▶ Dataset
## Start
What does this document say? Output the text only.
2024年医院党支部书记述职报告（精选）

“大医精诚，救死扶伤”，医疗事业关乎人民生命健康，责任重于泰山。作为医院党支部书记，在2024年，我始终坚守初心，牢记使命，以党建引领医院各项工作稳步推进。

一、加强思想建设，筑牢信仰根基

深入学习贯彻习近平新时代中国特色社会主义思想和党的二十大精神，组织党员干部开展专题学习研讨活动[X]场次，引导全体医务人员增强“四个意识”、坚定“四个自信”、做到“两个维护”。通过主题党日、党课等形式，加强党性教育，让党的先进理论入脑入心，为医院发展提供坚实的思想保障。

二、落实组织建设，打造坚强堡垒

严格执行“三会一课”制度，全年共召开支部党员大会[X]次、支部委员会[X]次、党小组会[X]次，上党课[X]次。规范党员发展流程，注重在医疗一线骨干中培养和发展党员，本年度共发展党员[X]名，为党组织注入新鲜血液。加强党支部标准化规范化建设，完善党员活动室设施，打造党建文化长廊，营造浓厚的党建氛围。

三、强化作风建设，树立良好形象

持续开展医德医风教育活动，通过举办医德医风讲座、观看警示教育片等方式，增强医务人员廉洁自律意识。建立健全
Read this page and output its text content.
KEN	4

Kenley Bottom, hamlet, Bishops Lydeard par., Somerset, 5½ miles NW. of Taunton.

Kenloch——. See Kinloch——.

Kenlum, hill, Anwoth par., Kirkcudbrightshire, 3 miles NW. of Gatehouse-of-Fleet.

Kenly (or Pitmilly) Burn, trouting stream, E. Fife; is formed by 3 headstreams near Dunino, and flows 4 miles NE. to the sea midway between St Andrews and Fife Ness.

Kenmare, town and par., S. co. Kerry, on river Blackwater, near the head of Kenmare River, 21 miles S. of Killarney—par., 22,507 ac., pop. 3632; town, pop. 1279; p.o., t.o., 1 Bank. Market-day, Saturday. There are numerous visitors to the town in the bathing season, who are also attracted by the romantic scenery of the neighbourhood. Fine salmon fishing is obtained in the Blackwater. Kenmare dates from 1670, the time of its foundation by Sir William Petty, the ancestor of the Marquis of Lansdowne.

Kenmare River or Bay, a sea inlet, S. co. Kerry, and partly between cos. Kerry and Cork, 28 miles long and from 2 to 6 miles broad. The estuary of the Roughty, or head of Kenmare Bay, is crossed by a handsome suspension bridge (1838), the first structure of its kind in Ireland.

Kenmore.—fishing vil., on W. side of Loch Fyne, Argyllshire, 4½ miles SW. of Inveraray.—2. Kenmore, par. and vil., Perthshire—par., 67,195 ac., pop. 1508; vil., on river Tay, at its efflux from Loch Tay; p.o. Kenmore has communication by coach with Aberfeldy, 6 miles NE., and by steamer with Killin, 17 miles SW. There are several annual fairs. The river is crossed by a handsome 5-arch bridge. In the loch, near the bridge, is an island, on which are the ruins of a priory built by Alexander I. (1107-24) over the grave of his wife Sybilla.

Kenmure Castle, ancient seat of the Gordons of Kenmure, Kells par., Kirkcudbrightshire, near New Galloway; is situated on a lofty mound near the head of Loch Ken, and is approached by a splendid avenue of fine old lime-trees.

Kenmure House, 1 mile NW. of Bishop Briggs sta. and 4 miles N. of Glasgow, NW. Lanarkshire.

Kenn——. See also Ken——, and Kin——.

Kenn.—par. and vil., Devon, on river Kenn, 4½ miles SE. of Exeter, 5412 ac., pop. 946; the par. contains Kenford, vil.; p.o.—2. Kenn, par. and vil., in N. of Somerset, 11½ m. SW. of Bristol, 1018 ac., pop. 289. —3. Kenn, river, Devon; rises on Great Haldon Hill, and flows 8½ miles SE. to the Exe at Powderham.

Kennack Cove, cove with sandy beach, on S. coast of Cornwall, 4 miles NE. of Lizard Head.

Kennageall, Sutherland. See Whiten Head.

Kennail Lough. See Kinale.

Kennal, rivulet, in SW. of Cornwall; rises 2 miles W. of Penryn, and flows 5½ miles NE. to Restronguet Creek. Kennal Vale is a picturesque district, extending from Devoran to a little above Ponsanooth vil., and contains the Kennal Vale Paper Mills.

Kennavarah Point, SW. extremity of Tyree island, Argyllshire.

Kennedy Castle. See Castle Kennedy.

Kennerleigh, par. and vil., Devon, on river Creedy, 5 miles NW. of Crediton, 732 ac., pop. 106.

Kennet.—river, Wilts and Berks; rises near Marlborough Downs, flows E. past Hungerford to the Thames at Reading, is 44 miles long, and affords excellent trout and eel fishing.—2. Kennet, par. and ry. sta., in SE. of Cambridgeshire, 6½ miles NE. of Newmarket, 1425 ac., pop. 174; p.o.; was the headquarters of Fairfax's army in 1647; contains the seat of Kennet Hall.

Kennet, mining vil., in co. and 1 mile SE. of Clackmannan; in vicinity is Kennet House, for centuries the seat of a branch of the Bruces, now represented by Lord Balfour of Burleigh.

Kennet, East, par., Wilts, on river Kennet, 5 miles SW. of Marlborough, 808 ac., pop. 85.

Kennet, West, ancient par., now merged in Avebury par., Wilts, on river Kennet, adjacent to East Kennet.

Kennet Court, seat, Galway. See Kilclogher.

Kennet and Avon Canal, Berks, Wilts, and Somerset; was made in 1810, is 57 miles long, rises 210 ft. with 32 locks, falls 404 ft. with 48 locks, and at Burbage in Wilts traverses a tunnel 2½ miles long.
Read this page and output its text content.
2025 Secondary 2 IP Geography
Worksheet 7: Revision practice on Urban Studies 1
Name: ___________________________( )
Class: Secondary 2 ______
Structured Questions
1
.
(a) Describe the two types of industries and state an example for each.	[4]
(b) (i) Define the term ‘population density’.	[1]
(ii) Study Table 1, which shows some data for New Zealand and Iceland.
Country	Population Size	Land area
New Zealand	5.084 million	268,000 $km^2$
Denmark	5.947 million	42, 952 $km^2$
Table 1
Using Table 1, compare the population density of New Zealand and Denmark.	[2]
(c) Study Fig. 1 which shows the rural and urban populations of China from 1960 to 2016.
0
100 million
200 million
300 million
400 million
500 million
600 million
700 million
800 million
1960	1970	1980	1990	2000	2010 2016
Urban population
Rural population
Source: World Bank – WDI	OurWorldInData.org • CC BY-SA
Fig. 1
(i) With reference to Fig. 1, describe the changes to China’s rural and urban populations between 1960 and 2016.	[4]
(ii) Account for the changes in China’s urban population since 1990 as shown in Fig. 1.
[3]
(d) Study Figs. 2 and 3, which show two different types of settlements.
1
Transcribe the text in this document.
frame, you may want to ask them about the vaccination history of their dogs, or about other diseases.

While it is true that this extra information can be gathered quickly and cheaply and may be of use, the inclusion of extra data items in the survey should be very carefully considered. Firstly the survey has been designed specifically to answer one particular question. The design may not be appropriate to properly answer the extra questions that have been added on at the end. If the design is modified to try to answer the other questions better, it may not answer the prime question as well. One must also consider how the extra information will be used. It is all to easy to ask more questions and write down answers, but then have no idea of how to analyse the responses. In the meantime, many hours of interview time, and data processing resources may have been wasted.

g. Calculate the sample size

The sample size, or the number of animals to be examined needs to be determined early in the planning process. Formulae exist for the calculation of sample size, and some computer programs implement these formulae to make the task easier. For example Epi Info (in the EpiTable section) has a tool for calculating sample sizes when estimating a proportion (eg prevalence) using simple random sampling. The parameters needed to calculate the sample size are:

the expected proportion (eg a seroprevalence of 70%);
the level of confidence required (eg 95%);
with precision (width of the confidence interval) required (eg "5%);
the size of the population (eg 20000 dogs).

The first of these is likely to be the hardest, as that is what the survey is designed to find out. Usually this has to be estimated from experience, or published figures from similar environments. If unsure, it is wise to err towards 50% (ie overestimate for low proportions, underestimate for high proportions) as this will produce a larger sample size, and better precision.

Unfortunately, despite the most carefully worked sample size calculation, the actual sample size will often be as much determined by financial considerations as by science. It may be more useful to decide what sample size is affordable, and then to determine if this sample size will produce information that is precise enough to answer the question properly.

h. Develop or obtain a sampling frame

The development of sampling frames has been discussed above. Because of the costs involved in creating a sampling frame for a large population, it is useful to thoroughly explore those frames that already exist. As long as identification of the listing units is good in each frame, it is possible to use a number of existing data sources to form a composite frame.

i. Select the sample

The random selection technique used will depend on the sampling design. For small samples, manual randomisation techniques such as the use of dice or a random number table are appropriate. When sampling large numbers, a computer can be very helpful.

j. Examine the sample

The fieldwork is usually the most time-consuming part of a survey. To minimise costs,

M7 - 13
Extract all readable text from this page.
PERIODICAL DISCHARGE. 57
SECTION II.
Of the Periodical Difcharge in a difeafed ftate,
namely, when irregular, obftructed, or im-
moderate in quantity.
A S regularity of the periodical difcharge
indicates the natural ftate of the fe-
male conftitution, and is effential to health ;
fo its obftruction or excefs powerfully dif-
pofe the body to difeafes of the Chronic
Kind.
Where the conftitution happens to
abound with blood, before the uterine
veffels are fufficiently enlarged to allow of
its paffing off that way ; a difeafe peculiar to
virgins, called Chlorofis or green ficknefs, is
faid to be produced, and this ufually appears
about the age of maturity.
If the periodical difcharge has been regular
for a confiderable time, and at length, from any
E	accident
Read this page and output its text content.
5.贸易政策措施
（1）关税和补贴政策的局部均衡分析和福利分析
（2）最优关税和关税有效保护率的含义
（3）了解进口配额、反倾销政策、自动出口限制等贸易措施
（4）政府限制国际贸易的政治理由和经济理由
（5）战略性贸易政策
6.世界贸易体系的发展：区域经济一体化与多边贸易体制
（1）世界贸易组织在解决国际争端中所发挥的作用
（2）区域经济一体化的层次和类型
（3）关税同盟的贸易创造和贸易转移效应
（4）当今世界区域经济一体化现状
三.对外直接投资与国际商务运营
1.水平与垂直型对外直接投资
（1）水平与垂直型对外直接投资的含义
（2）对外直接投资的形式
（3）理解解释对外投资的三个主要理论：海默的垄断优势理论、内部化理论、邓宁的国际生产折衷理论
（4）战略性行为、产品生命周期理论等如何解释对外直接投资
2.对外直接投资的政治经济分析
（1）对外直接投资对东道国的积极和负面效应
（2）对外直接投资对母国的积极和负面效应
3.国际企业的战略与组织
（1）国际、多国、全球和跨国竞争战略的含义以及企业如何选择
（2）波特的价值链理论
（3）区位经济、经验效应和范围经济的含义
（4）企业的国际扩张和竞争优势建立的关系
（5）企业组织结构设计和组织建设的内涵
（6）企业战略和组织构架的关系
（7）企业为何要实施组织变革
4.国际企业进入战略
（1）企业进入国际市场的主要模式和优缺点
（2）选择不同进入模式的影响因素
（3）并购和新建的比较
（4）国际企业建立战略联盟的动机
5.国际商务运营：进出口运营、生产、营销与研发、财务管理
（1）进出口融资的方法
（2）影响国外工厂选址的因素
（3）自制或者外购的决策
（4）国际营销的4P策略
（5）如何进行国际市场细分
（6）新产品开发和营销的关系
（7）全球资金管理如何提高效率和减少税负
## End
▶ Task instructions
Reproduce each line holding the word "conftitution".

▶ Exercise response
male conftitution, and is effential to health ;
Where the conftitution happens to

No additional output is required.